Item position lines:

* * * *

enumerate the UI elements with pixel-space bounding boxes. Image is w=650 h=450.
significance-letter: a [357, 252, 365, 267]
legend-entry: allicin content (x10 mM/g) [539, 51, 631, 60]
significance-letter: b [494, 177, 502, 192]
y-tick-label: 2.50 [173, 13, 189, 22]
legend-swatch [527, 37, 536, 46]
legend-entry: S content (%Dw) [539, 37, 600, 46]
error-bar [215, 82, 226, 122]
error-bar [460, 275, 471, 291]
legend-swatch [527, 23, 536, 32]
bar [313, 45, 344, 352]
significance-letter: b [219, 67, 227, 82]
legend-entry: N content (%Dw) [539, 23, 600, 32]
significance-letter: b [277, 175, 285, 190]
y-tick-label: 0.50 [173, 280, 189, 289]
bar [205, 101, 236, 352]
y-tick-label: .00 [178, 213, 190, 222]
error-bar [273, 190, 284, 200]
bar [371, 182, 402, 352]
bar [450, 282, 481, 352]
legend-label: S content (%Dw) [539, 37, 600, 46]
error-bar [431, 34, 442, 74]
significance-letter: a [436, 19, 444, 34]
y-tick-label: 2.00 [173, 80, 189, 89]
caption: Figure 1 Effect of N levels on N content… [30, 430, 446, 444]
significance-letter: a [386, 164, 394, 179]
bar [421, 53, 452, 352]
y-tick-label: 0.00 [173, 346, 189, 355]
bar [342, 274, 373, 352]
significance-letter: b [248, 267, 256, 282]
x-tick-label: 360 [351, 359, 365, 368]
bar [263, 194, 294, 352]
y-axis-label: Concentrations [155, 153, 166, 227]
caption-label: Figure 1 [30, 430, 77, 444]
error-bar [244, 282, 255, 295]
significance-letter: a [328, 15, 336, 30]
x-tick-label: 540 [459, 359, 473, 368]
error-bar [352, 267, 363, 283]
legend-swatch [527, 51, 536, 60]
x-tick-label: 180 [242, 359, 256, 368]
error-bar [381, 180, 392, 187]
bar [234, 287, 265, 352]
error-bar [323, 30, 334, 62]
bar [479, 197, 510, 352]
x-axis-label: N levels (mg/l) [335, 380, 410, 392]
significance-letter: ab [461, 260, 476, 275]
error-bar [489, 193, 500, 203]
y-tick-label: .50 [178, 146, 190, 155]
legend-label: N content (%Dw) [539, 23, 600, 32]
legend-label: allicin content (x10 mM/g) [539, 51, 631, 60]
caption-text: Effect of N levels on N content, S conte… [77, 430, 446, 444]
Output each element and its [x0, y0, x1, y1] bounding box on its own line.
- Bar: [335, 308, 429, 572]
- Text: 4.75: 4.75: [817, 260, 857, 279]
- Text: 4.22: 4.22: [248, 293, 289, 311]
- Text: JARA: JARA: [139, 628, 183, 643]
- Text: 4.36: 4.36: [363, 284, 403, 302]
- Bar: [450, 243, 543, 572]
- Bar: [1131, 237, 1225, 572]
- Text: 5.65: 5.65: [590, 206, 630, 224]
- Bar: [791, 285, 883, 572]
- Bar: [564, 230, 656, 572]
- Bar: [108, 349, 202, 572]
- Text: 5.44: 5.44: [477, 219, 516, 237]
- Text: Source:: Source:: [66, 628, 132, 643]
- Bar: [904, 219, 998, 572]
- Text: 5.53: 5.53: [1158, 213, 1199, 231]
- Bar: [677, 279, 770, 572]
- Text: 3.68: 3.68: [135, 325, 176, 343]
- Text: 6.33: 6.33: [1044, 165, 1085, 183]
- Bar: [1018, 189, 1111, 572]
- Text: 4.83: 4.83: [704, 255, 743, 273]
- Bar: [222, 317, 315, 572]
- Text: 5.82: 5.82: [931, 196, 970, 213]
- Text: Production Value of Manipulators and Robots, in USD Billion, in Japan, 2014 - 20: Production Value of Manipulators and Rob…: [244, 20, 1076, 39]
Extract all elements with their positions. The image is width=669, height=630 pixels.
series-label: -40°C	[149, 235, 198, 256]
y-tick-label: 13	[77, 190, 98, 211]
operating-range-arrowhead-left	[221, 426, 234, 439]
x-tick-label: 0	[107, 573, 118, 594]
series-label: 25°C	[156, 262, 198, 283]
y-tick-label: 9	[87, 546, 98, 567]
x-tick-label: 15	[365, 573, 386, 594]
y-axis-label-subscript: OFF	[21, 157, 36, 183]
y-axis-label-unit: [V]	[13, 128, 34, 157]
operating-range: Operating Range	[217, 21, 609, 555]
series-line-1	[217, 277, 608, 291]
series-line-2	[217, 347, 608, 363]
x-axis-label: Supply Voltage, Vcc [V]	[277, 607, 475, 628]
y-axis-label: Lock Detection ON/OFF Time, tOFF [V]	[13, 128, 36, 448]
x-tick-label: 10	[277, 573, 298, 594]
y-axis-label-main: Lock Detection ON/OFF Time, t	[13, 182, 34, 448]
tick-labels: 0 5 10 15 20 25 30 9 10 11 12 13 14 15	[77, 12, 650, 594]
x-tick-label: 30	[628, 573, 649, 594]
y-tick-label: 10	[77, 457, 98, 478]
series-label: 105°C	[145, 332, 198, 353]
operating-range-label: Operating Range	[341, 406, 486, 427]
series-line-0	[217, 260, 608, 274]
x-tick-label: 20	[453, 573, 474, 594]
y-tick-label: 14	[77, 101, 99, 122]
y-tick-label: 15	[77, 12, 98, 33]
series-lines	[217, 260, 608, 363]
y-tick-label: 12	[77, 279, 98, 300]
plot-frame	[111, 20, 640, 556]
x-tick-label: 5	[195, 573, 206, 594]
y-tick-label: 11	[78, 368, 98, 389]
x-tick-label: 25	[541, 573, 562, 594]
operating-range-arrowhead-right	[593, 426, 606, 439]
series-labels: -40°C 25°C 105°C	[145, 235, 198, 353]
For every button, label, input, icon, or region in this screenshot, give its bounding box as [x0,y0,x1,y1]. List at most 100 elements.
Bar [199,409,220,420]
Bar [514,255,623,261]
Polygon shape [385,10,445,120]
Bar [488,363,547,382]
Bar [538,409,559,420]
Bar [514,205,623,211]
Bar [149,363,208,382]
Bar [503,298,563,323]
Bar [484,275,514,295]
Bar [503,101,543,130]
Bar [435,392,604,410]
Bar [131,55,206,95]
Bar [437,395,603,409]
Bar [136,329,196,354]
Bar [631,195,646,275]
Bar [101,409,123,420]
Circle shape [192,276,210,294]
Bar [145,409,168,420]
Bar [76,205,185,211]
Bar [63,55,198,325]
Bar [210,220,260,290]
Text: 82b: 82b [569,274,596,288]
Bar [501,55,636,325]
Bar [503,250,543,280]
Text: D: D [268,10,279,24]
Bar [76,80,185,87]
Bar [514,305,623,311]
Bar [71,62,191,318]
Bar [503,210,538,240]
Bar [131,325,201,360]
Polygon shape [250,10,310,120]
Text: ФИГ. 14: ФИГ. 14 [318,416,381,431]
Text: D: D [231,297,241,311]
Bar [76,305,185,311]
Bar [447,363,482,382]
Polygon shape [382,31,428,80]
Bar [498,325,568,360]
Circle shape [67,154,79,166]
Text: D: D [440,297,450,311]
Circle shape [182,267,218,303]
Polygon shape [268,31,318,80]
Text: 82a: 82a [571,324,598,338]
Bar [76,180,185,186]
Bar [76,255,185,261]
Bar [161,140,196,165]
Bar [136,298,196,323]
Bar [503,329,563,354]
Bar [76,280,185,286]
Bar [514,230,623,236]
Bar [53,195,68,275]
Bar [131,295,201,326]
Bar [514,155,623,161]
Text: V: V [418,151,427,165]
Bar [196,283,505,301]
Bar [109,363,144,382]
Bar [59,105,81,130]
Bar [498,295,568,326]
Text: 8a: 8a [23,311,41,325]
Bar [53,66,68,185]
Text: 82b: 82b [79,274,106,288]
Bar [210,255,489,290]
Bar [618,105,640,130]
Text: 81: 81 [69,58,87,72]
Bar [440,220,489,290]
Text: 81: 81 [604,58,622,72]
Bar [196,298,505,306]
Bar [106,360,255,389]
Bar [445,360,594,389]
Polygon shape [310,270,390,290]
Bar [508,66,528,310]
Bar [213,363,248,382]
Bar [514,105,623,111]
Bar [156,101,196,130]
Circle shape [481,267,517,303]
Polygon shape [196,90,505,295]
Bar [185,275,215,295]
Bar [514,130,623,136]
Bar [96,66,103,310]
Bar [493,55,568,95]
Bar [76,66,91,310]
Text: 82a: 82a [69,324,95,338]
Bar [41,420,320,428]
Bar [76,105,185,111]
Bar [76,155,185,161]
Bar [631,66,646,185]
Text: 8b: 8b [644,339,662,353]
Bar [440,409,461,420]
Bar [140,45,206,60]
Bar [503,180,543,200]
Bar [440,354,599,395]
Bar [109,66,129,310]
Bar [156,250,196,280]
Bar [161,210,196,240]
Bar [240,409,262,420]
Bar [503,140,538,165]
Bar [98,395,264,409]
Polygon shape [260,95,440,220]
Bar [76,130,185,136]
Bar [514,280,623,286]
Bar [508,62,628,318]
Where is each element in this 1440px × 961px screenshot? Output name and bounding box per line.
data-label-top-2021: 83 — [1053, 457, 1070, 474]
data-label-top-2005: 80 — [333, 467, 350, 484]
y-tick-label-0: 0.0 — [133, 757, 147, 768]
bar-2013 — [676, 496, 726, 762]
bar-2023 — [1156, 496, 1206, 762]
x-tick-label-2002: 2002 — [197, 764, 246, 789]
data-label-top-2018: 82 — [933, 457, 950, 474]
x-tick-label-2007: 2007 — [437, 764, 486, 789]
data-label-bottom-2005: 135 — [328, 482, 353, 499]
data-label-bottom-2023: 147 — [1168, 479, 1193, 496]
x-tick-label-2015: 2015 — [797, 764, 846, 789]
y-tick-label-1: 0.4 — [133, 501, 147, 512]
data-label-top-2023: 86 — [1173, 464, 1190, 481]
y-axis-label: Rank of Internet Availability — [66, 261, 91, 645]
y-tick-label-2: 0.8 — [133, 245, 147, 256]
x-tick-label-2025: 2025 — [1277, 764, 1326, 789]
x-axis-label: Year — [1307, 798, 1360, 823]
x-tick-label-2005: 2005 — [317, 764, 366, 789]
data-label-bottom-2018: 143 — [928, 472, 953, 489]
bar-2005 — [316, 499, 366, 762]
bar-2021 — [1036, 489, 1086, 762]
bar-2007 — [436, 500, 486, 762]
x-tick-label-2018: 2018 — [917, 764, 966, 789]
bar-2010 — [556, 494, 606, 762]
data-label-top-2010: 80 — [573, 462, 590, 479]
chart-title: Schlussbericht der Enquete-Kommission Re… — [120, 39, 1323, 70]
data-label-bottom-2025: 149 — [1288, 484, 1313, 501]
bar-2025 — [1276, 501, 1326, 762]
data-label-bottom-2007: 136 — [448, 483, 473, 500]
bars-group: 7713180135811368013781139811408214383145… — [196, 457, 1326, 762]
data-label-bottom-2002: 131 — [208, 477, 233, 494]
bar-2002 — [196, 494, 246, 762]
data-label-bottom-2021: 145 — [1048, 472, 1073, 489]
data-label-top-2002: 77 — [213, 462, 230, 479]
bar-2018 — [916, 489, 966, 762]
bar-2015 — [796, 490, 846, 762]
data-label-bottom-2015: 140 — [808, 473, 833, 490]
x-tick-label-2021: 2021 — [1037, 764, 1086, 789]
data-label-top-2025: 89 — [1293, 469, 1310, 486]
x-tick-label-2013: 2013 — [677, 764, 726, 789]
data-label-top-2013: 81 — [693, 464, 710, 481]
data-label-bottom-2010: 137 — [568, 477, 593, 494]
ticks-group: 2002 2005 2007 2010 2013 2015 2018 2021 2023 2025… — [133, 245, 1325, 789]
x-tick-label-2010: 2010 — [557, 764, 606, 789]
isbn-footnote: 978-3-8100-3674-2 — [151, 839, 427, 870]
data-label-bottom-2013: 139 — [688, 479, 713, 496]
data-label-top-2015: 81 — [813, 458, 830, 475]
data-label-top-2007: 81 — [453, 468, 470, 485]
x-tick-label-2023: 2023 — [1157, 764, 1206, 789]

* * * *

> **Directions**:
Write out again every line from the very first one down to the line containing "y-tick-label: 2.50 [173, 13, 189, 22]", keeping each one unchanged.

> **Reply**:
enumerate the UI elements with pixel-space bounding boxes. Image is w=650 h=450.
significance-letter: a [357, 252, 365, 267]
legend-entry: allicin content (x10 mM/g) [539, 51, 631, 60]
significance-letter: b [494, 177, 502, 192]
y-tick-label: 2.50 [173, 13, 189, 22]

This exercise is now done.